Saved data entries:
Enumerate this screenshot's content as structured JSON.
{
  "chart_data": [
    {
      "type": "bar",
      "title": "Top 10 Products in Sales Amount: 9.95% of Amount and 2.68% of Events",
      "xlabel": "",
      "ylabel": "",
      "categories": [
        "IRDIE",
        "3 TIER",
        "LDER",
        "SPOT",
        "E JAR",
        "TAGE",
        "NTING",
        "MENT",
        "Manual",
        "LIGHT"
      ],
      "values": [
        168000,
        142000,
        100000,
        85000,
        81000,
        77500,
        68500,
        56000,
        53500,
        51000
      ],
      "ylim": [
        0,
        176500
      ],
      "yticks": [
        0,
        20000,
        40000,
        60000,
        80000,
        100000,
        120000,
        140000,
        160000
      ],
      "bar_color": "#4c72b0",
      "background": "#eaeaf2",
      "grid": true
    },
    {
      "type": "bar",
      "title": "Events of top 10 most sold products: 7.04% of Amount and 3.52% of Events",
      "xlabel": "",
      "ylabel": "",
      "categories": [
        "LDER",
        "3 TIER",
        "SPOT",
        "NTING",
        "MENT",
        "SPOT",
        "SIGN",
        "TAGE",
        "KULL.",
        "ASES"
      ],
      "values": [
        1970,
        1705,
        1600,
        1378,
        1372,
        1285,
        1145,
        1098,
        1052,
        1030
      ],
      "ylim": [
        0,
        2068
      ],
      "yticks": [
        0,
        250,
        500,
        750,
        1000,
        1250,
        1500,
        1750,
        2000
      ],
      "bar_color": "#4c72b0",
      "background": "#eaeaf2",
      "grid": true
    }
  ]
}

:: Goal ::
Repeat the records exactly, including every line.

:: Reply ::
Enumerate this screenshot's content as structured JSON.
{
  "chart_data": [
    {
      "type": "bar",
      "title": "Top 10 Products in Sales Amount: 9.95% of Amount and 2.68% of Events",
      "xlabel": "",
      "ylabel": "",
      "categories": [
        "IRDIE",
        "3 TIER",
        "LDER",
        "SPOT",
        "E JAR",
        "TAGE",
        "NTING",
        "MENT",
        "Manual",
        "LIGHT"
      ],
      "values": [
        168000,
        142000,
        100000,
        85000,
        81000,
        77500,
        68500,
        56000,
        53500,
        51000
      ],
      "ylim": [
        0,
        176500
      ],
      "yticks": [
        0,
        20000,
        40000,
        60000,
        80000,
        100000,
        120000,
        140000,
        160000
      ],
      "bar_color": "#4c72b0",
      "background": "#eaeaf2",
      "grid": true
    },
    {
      "type": "bar",
      "title": "Events of top 10 most sold products: 7.04% of Amount and 3.52% of Events",
      "xlabel": "",
      "ylabel": "",
      "categories": [
        "LDER",
        "3 TIER",
        "SPOT",
        "NTING",
        "MENT",
        "SPOT",
        "SIGN",
        "TAGE",
        "KULL.",
        "ASES"
      ],
      "values": [
        1970,
        1705,
        1600,
        1378,
        1372,
        1285,
        1145,
        1098,
        1052,
        1030
      ],
      "ylim": [
        0,
        2068
      ],
      "yticks": [
        0,
        250,
        500,
        750,
        1000,
        1250,
        1500,
        1750,
        2000
      ],
      "bar_color": "#4c72b0",
      "background": "#eaeaf2",
      "grid": true
    }
  ]
}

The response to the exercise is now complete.